■ **Listing**:
######

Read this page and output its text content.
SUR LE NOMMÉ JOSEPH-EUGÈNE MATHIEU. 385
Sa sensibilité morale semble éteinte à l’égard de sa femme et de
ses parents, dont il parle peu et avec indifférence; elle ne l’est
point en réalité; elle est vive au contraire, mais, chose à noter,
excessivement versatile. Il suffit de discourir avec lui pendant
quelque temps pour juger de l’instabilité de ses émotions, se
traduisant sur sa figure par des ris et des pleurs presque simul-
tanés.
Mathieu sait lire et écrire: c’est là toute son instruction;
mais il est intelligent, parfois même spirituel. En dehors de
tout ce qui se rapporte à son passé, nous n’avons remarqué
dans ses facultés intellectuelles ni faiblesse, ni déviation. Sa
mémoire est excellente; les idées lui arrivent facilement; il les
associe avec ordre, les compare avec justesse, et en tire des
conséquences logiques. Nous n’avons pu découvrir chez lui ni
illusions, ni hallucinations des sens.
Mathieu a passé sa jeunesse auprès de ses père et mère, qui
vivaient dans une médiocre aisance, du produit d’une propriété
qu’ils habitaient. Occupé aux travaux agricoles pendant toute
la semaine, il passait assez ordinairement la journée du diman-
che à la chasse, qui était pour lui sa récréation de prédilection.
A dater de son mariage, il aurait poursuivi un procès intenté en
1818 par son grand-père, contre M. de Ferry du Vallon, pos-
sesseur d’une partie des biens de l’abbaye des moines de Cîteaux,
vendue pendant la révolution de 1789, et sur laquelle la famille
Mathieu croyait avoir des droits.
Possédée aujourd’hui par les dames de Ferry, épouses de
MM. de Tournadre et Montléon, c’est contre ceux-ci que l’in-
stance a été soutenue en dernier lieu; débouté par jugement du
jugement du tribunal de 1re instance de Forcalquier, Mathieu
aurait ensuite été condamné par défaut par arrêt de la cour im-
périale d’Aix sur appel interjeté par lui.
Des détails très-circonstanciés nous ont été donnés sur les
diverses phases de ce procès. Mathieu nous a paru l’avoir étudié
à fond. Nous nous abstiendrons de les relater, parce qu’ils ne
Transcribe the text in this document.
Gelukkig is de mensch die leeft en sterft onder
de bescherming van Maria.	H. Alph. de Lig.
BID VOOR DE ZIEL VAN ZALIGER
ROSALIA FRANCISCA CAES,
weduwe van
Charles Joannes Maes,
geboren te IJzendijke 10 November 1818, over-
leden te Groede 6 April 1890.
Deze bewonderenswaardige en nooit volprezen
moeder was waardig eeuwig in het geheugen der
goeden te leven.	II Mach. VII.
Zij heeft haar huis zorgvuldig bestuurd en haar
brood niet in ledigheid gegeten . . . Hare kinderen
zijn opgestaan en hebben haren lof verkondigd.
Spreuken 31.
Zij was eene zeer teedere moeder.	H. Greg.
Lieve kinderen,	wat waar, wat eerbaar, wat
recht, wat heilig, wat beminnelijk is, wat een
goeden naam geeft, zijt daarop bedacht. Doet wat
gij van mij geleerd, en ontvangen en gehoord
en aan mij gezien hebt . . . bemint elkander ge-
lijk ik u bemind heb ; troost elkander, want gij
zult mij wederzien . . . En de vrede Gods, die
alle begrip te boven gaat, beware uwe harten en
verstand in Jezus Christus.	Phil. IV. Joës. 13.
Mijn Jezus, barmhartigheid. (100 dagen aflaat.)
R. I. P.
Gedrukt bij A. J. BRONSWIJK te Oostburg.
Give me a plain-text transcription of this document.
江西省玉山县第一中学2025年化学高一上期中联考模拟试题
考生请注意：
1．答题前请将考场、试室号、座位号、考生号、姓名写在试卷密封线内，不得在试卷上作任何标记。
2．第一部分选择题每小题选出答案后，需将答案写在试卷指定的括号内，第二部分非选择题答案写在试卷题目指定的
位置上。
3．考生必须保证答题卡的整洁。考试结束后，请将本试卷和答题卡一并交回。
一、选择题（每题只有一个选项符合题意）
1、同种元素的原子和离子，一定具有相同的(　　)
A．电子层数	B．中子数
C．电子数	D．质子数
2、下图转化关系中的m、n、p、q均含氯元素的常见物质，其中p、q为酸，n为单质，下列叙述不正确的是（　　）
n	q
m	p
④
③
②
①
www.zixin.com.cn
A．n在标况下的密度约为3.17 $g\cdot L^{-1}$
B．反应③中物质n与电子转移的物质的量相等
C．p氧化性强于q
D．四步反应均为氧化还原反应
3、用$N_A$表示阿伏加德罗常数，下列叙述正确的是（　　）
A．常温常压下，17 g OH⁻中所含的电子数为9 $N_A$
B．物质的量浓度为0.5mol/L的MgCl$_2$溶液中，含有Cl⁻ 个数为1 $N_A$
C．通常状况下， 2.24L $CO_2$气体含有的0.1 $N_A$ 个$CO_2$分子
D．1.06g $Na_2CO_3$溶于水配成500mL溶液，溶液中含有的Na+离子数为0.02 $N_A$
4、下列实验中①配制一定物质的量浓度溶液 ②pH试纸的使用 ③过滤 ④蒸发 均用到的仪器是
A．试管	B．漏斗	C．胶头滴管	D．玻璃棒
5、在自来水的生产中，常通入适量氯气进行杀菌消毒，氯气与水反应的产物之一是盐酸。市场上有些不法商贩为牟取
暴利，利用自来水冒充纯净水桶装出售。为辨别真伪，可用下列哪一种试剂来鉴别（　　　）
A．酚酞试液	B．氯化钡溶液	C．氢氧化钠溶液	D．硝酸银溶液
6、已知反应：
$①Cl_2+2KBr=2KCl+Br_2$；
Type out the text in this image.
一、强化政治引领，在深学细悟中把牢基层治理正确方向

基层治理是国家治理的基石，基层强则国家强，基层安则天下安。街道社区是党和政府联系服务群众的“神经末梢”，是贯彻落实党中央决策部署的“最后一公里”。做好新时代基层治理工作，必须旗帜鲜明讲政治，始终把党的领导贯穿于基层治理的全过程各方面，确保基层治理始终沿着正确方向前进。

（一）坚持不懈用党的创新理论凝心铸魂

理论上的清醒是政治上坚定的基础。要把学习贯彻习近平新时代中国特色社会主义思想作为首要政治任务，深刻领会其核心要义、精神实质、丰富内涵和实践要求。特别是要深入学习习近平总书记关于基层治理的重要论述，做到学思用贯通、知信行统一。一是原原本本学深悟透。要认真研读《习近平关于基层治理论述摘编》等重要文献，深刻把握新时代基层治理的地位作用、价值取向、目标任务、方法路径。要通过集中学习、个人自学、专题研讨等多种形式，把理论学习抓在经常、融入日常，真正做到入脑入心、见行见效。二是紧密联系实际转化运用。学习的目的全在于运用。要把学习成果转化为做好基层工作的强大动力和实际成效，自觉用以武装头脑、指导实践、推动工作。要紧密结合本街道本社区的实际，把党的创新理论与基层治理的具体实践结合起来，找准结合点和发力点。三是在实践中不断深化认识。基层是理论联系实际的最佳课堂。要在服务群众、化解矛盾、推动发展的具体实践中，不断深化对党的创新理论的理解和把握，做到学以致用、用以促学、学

######

■ **What the task requires**:
Copy out the full listing exactly.

■ **Answer for the task**:
Read this page and output its text content.
SUR LE NOMMÉ JOSEPH-EUGÈNE MATHIEU. 385
Sa sensibilité morale semble éteinte à l’égard de sa femme et de
ses parents, dont il parle peu et avec indifférence; elle ne l’est
point en réalité; elle est vive au contraire, mais, chose à noter,
excessivement versatile. Il suffit de discourir avec lui pendant
quelque temps pour juger de l’instabilité de ses émotions, se
traduisant sur sa figure par des ris et des pleurs presque simul-
tanés.
Mathieu sait lire et écrire: c’est là toute son instruction;
mais il est intelligent, parfois même spirituel. En dehors de
tout ce qui se rapporte à son passé, nous n’avons remarqué
dans ses facultés intellectuelles ni faiblesse, ni déviation. Sa
mémoire est excellente; les idées lui arrivent facilement; il les
associe avec ordre, les compare avec justesse, et en tire des
conséquences logiques. Nous n’avons pu découvrir chez lui ni
illusions, ni hallucinations des sens.
Mathieu a passé sa jeunesse auprès de ses père et mère, qui
vivaient dans une médiocre aisance, du produit d’une propriété
qu’ils habitaient. Occupé aux travaux agricoles pendant toute
la semaine, il passait assez ordinairement la journée du diman-
che à la chasse, qui était pour lui sa récréation de prédilection.
A dater de son mariage, il aurait poursuivi un procès intenté en
1818 par son grand-père, contre M. de Ferry du Vallon, pos-
sesseur d’une partie des biens de l’abbaye des moines de Cîteaux,
vendue pendant la révolution de 1789, et sur laquelle la famille
Mathieu croyait avoir des droits.
Possédée aujourd’hui par les dames de Ferry, épouses de
MM. de Tournadre et Montléon, c’est contre ceux-ci que l’in-
stance a été soutenue en dernier lieu; débouté par jugement du
jugement du tribunal de 1re instance de Forcalquier, Mathieu
aurait ensuite été condamné par défaut par arrêt de la cour im-
périale d’Aix sur appel interjeté par lui.
Des détails très-circonstanciés nous ont été donnés sur les
diverses phases de ce procès. Mathieu nous a paru l’avoir étudié
à fond. Nous nous abstiendrons de les relater, parce qu’ils ne
Transcribe the text in this document.
Gelukkig is de mensch die leeft en sterft onder
de bescherming van Maria.	H. Alph. de Lig.
BID VOOR DE ZIEL VAN ZALIGER
ROSALIA FRANCISCA CAES,
weduwe van
Charles Joannes Maes,
geboren te IJzendijke 10 November 1818, over-
leden te Groede 6 April 1890.
Deze bewonderenswaardige en nooit volprezen
moeder was waardig eeuwig in het geheugen der
goeden te leven.	II Mach. VII.
Zij heeft haar huis zorgvuldig bestuurd en haar
brood niet in ledigheid gegeten . . . Hare kinderen
zijn opgestaan en hebben haren lof verkondigd.
Spreuken 31.
Zij was eene zeer teedere moeder.	H. Greg.
Lieve kinderen,	wat waar, wat eerbaar, wat
recht, wat heilig, wat beminnelijk is, wat een
goeden naam geeft, zijt daarop bedacht. Doet wat
gij van mij geleerd, en ontvangen en gehoord
en aan mij gezien hebt . . . bemint elkander ge-
lijk ik u bemind heb ; troost elkander, want gij
zult mij wederzien . . . En de vrede Gods, die
alle begrip te boven gaat, beware uwe harten en
verstand in Jezus Christus.	Phil. IV. Joës. 13.
Mijn Jezus, barmhartigheid. (100 dagen aflaat.)
R. I. P.
Gedrukt bij A. J. BRONSWIJK te Oostburg.
Give me a plain-text transcription of this document.
江西省玉山县第一中学2025年化学高一上期中联考模拟试题
考生请注意：
1．答题前请将考场、试室号、座位号、考生号、姓名写在试卷密封线内，不得在试卷上作任何标记。
2．第一部分选择题每小题选出答案后，需将答案写在试卷指定的括号内，第二部分非选择题答案写在试卷题目指定的
位置上。
3．考生必须保证答题卡的整洁。考试结束后，请将本试卷和答题卡一并交回。
一、选择题（每题只有一个选项符合题意）
1、同种元素的原子和离子，一定具有相同的(　　)
A．电子层数	B．中子数
C．电子数	D．质子数
2、下图转化关系中的m、n、p、q均含氯元素的常见物质，其中p、q为酸，n为单质，下列叙述不正确的是（　　）
n	q
m	p
④
③
②
①
www.zixin.com.cn
A．n在标况下的密度约为3.17 $g\cdot L^{-1}$
B．反应③中物质n与电子转移的物质的量相等
C．p氧化性强于q
D．四步反应均为氧化还原反应
3、用$N_A$表示阿伏加德罗常数，下列叙述正确的是（　　）
A．常温常压下，17 g OH⁻中所含的电子数为9 $N_A$
B．物质的量浓度为0.5mol/L的MgCl$_2$溶液中，含有Cl⁻ 个数为1 $N_A$
C．通常状况下， 2.24L $CO_2$气体含有的0.1 $N_A$ 个$CO_2$分子
D．1.06g $Na_2CO_3$溶于水配成500mL溶液，溶液中含有的Na+离子数为0.02 $N_A$
4、下列实验中①配制一定物质的量浓度溶液 ②pH试纸的使用 ③过滤 ④蒸发 均用到的仪器是
A．试管	B．漏斗	C．胶头滴管	D．玻璃棒
5、在自来水的生产中，常通入适量氯气进行杀菌消毒，氯气与水反应的产物之一是盐酸。市场上有些不法商贩为牟取
暴利，利用自来水冒充纯净水桶装出售。为辨别真伪，可用下列哪一种试剂来鉴别（　　　）
A．酚酞试液	B．氯化钡溶液	C．氢氧化钠溶液	D．硝酸银溶液
6、已知反应：
$①Cl_2+2KBr=2KCl+Br_2$；
Type out the text in this image.
一、强化政治引领，在深学细悟中把牢基层治理正确方向

基层治理是国家治理的基石，基层强则国家强，基层安则天下安。街道社区是党和政府联系服务群众的“神经末梢”，是贯彻落实党中央决策部署的“最后一公里”。做好新时代基层治理工作，必须旗帜鲜明讲政治，始终把党的领导贯穿于基层治理的全过程各方面，确保基层治理始终沿着正确方向前进。

（一）坚持不懈用党的创新理论凝心铸魂

理论上的清醒是政治上坚定的基础。要把学习贯彻习近平新时代中国特色社会主义思想作为首要政治任务，深刻领会其核心要义、精神实质、丰富内涵和实践要求。特别是要深入学习习近平总书记关于基层治理的重要论述，做到学思用贯通、知信行统一。一是原原本本学深悟透。要认真研读《习近平关于基层治理论述摘编》等重要文献，深刻把握新时代基层治理的地位作用、价值取向、目标任务、方法路径。要通过集中学习、个人自学、专题研讨等多种形式，把理论学习抓在经常、融入日常，真正做到入脑入心、见行见效。二是紧密联系实际转化运用。学习的目的全在于运用。要把学习成果转化为做好基层工作的强大动力和实际成效，自觉用以武装头脑、指导实践、推动工作。要紧密结合本街道本社区的实际，把党的创新理论与基层治理的具体实践结合起来，找准结合点和发力点。三是在实践中不断深化认识。基层是理论联系实际的最佳课堂。要在服务群众、化解矛盾、推动发展的具体实践中，不断深化对党的创新理论的理解和把握，做到学以致用、用以促学、学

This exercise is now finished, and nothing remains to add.